[Dataset records]

■ ■ ■ ■

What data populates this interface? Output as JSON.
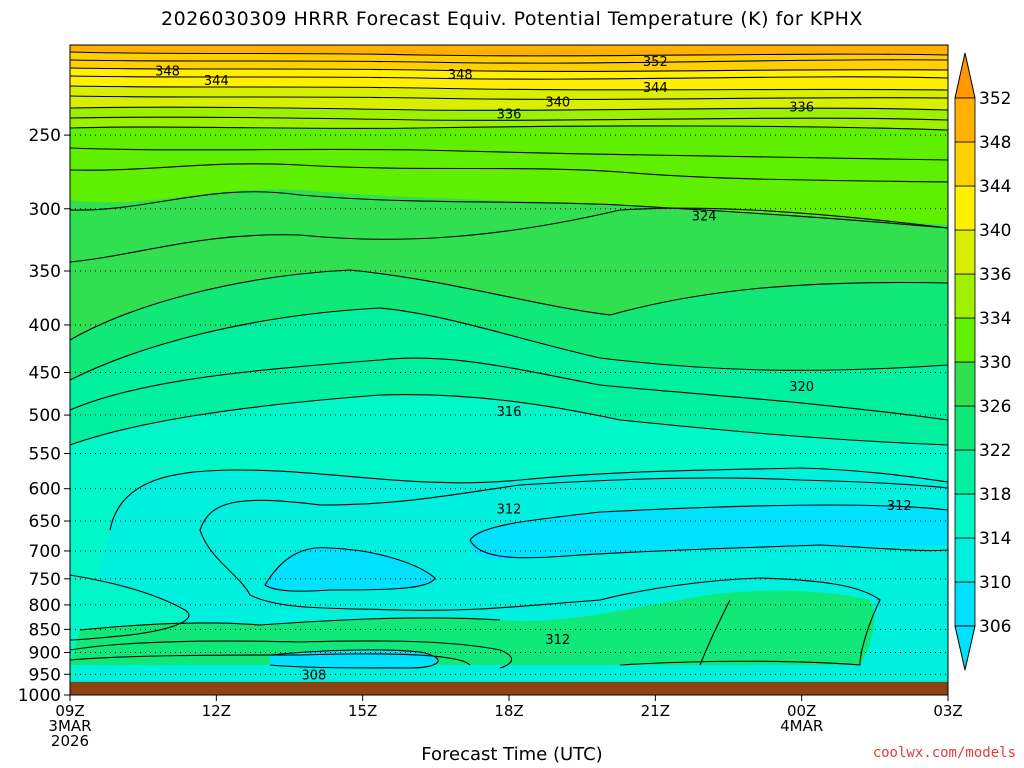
{
  "chart_data": {
    "type": "contour",
    "title": "2026030309 HRRR Forecast Equiv. Potential Temperature (K) for KPHX",
    "xlabel": "Forecast Time (UTC)",
    "ylabel": "",
    "x_ticks": [
      "09Z",
      "12Z",
      "15Z",
      "18Z",
      "21Z",
      "00Z",
      "03Z"
    ],
    "x_date_labels": [
      {
        "at": "09Z",
        "lines": [
          "3MAR",
          "2026"
        ]
      },
      {
        "at": "00Z",
        "lines": [
          "4MAR"
        ]
      }
    ],
    "y_ticks": [
      250,
      300,
      350,
      400,
      450,
      500,
      550,
      600,
      650,
      700,
      750,
      800,
      850,
      900,
      950,
      1000
    ],
    "y_scale": "log",
    "ylim": [
      1000,
      200
    ],
    "colorbar": {
      "levels": [
        306,
        310,
        314,
        318,
        322,
        326,
        330,
        334,
        336,
        340,
        344,
        348,
        352
      ],
      "colors": [
        "#00e0ff",
        "#00f0e0",
        "#00f8c8",
        "#00f0a0",
        "#10e878",
        "#30e050",
        "#60f000",
        "#a0f000",
        "#d8f000",
        "#fff000",
        "#ffd000",
        "#ffb000",
        "#ff9800"
      ],
      "extend": "both"
    },
    "contour_labels": [
      {
        "text": "348",
        "time": "11Z",
        "pressure": 213
      },
      {
        "text": "344",
        "time": "12Z",
        "pressure": 218
      },
      {
        "text": "348",
        "time": "17Z",
        "pressure": 215
      },
      {
        "text": "352",
        "time": "21Z",
        "pressure": 208
      },
      {
        "text": "344",
        "time": "21Z",
        "pressure": 222
      },
      {
        "text": "340",
        "time": "19Z",
        "pressure": 230
      },
      {
        "text": "336",
        "time": "18Z",
        "pressure": 237
      },
      {
        "text": "336",
        "time": "00Z",
        "pressure": 233
      },
      {
        "text": "324",
        "time": "22Z",
        "pressure": 305
      },
      {
        "text": "320",
        "time": "00Z",
        "pressure": 465
      },
      {
        "text": "316",
        "time": "18Z",
        "pressure": 495
      },
      {
        "text": "312",
        "time": "18Z",
        "pressure": 630
      },
      {
        "text": "312",
        "time": "02Z",
        "pressure": 625
      },
      {
        "text": "312",
        "time": "19Z",
        "pressure": 870
      },
      {
        "text": "308",
        "time": "14Z",
        "pressure": 950
      }
    ],
    "ground": {
      "color": "#8b4513",
      "pressure_top": 968
    },
    "grid": "dotted horizontal at y ticks"
  },
  "credit": "coolwx.com/models"
}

■ ■ ■ ■

[Required task] Copy all the entries word for word. Omit any pictures.

[Solution to the problem]
What data populates this interface? Output as JSON.
{
  "chart_data": {
    "type": "contour",
    "title": "2026030309 HRRR Forecast Equiv. Potential Temperature (K) for KPHX",
    "xlabel": "Forecast Time (UTC)",
    "ylabel": "",
    "x_ticks": [
      "09Z",
      "12Z",
      "15Z",
      "18Z",
      "21Z",
      "00Z",
      "03Z"
    ],
    "x_date_labels": [
      {
        "at": "09Z",
        "lines": [
          "3MAR",
          "2026"
        ]
      },
      {
        "at": "00Z",
        "lines": [
          "4MAR"
        ]
      }
    ],
    "y_ticks": [
      250,
      300,
      350,
      400,
      450,
      500,
      550,
      600,
      650,
      700,
      750,
      800,
      850,
      900,
      950,
      1000
    ],
    "y_scale": "log",
    "ylim": [
      1000,
      200
    ],
    "colorbar": {
      "levels": [
        306,
        310,
        314,
        318,
        322,
        326,
        330,
        334,
        336,
        340,
        344,
        348,
        352
      ],
      "colors": [
        "#00e0ff",
        "#00f0e0",
        "#00f8c8",
        "#00f0a0",
        "#10e878",
        "#30e050",
        "#60f000",
        "#a0f000",
        "#d8f000",
        "#fff000",
        "#ffd000",
        "#ffb000",
        "#ff9800"
      ],
      "extend": "both"
    },
    "contour_labels": [
      {
        "text": "348",
        "time": "11Z",
        "pressure": 213
      },
      {
        "text": "344",
        "time": "12Z",
        "pressure": 218
      },
      {
        "text": "348",
        "time": "17Z",
        "pressure": 215
      },
      {
        "text": "352",
        "time": "21Z",
        "pressure": 208
      },
      {
        "text": "344",
        "time": "21Z",
        "pressure": 222
      },
      {
        "text": "340",
        "time": "19Z",
        "pressure": 230
      },
      {
        "text": "336",
        "time": "18Z",
        "pressure": 237
      },
      {
        "text": "336",
        "time": "00Z",
        "pressure": 233
      },
      {
        "text": "324",
        "time": "22Z",
        "pressure": 305
      },
      {
        "text": "320",
        "time": "00Z",
        "pressure": 465
      },
      {
        "text": "316",
        "time": "18Z",
        "pressure": 495
      },
      {
        "text": "312",
        "time": "18Z",
        "pressure": 630
      },
      {
        "text": "312",
        "time": "02Z",
        "pressure": 625
      },
      {
        "text": "312",
        "time": "19Z",
        "pressure": 870
      },
      {
        "text": "308",
        "time": "14Z",
        "pressure": 950
      }
    ],
    "ground": {
      "color": "#8b4513",
      "pressure_top": 968
    },
    "grid": "dotted horizontal at y ticks"
  },
  "credit": "coolwx.com/models"
}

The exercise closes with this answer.